From the data, return each line holding the word "bacteria".

» **Records of document pages and text**:
Content starts
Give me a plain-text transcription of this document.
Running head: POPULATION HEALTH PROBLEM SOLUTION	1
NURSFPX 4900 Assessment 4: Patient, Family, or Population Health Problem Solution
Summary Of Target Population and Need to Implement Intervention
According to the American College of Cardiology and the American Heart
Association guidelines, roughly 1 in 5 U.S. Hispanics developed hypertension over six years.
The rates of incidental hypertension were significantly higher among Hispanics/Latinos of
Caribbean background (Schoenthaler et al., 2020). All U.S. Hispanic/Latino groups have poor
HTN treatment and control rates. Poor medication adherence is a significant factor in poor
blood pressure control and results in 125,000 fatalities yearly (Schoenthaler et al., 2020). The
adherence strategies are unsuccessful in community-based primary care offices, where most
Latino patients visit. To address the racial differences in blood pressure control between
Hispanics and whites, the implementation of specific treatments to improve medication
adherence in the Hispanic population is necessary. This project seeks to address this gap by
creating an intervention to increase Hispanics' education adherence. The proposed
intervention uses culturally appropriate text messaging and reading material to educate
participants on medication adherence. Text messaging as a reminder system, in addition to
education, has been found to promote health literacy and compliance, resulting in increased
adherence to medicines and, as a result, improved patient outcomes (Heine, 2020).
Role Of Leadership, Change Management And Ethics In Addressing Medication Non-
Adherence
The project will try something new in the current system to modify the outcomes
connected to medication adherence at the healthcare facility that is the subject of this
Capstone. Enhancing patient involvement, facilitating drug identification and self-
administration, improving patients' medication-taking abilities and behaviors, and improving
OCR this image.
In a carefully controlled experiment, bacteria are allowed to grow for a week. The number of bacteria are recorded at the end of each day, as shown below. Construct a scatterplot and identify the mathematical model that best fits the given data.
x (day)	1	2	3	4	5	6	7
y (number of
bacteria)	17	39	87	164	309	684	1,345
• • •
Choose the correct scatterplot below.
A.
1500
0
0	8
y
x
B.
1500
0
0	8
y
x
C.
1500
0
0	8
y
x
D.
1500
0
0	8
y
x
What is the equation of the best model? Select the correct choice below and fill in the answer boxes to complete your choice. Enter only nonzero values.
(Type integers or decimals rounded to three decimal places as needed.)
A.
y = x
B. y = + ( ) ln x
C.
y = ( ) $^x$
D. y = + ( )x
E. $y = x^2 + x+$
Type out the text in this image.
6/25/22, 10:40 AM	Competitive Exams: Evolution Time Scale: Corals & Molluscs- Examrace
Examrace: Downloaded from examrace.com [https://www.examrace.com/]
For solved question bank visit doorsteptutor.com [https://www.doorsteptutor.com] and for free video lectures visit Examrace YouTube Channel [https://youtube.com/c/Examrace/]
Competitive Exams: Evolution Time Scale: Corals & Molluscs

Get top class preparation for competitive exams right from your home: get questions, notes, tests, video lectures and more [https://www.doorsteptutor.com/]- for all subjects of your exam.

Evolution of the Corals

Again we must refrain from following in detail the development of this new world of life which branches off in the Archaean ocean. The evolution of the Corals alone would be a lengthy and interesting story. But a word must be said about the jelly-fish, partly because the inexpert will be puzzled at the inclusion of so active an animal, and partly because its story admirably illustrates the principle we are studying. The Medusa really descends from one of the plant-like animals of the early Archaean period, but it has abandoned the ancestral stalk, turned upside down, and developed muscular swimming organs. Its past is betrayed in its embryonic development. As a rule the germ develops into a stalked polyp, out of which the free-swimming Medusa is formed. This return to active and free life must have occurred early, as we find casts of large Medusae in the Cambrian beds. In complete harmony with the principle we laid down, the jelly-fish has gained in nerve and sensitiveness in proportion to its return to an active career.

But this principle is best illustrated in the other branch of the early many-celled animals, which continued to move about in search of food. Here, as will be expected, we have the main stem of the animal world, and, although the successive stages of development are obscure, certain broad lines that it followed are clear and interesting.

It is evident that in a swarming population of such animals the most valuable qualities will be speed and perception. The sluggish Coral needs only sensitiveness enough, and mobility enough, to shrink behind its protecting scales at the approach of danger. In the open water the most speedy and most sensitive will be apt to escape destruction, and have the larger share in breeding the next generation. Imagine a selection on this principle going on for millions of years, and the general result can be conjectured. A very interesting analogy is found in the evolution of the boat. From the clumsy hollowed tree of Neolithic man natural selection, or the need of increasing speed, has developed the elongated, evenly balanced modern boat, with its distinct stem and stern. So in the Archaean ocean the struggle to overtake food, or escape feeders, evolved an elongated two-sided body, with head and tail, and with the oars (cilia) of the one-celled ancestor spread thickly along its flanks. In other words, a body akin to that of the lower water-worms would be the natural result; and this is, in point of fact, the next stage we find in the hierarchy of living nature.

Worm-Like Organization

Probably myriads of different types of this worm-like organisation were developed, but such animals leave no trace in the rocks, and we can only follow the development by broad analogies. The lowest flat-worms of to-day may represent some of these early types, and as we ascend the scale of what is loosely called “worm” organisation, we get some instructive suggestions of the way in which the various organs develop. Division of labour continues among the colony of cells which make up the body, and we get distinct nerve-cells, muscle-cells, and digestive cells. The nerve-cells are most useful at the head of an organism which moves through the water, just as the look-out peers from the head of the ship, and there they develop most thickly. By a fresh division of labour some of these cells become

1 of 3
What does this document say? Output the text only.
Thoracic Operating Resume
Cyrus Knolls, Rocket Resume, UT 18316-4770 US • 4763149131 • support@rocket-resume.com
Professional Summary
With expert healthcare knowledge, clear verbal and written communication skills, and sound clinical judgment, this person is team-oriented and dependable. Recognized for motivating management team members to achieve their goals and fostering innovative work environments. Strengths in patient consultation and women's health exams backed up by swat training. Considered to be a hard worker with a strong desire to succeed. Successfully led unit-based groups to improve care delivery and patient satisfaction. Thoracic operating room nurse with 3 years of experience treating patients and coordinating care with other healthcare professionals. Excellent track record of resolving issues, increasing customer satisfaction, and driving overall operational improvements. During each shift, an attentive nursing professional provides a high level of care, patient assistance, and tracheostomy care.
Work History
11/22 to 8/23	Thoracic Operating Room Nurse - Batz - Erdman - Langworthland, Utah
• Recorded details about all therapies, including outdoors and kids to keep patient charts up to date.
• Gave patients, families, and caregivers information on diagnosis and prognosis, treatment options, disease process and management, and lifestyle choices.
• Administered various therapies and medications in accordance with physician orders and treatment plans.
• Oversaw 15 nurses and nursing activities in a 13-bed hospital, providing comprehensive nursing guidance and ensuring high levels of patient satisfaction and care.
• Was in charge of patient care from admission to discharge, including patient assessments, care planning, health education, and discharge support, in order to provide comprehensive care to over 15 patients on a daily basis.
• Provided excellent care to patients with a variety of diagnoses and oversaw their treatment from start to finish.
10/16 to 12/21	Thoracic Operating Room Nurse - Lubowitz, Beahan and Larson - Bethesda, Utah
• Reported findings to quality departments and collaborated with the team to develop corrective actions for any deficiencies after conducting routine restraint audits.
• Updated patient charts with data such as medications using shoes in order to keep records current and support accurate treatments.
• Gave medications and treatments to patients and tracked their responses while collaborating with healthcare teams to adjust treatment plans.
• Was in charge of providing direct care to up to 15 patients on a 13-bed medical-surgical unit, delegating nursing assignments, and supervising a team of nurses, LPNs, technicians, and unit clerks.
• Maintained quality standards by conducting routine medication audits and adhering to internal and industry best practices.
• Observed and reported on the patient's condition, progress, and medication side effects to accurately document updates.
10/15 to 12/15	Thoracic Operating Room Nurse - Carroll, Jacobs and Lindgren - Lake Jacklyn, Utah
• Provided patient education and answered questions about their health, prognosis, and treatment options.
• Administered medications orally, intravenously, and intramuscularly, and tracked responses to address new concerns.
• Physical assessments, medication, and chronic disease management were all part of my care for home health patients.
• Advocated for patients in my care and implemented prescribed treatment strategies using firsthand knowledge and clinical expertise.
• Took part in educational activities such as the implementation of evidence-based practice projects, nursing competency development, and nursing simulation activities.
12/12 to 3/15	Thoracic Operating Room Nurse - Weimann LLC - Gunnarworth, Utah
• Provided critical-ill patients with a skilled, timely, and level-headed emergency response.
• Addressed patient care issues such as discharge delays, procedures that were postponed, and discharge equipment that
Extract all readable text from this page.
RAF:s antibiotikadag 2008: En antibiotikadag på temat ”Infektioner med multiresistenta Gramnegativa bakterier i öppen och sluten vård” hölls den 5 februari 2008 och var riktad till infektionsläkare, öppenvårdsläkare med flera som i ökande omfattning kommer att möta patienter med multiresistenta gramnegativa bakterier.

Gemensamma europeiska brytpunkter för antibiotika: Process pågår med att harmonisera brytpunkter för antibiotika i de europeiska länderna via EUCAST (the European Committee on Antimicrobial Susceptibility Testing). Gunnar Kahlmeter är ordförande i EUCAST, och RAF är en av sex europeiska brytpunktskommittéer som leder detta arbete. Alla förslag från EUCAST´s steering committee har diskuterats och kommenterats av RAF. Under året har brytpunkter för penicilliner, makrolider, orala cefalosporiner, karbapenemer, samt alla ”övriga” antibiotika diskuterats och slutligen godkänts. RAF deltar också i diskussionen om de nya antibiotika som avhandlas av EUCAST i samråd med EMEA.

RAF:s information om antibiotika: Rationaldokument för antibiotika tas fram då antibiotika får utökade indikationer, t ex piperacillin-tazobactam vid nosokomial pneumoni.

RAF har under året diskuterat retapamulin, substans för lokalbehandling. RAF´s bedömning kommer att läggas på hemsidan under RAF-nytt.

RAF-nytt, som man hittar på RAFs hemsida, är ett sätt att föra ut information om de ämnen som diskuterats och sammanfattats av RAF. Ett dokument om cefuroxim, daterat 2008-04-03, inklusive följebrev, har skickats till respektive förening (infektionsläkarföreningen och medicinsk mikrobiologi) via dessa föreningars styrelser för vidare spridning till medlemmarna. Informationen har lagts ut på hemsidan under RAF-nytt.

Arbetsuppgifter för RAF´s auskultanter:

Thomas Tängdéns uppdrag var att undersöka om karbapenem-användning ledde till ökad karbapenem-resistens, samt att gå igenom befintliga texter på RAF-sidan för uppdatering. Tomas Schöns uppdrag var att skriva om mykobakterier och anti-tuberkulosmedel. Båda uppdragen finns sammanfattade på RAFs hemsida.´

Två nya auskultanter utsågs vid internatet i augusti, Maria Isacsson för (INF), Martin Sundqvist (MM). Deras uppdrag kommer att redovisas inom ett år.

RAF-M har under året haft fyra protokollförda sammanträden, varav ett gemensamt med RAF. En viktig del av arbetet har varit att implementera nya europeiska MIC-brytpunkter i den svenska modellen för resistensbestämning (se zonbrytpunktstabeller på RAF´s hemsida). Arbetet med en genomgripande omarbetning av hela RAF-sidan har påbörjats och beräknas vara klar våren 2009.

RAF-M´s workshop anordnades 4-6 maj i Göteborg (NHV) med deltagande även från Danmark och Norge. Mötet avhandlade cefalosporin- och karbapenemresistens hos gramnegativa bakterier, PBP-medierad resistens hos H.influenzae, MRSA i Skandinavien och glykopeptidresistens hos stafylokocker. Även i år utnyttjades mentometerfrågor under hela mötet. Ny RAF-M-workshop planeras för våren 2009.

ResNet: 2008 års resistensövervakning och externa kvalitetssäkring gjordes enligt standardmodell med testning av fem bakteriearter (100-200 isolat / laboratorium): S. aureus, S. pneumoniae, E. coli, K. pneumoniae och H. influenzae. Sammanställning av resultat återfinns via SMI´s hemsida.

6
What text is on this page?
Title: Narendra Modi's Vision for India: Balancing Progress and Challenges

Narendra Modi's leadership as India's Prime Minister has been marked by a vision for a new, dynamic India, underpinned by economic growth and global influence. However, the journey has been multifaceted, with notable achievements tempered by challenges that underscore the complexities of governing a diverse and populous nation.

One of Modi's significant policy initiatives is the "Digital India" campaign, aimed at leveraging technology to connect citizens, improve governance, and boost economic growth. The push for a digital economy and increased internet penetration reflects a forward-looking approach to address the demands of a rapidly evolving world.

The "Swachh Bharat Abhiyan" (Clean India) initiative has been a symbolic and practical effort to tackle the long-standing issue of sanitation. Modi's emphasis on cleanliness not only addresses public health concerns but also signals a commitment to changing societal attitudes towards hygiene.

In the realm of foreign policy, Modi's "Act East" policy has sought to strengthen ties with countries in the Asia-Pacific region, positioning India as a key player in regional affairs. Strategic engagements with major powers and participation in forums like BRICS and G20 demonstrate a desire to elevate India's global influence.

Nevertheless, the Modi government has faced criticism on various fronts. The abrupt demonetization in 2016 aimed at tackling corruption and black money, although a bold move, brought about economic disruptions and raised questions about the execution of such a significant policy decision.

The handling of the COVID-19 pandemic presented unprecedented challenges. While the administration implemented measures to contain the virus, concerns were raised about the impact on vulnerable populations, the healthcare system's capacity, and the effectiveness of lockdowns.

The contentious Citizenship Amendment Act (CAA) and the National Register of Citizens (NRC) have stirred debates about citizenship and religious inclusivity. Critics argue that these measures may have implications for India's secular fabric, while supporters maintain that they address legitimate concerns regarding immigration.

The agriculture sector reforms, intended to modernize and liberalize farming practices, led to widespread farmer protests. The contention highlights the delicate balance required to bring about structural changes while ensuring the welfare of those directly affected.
Content ends
» **Output for this task**:
In a carefully controlled experiment, bacteria are allowed to grow for a week. The number of bacteria are recorded at the end of each day, as shown below. Construct a scatterplot and identify the mathematical model that best fits the given data.
bacteria)	17	39	87	164	309	684	1,345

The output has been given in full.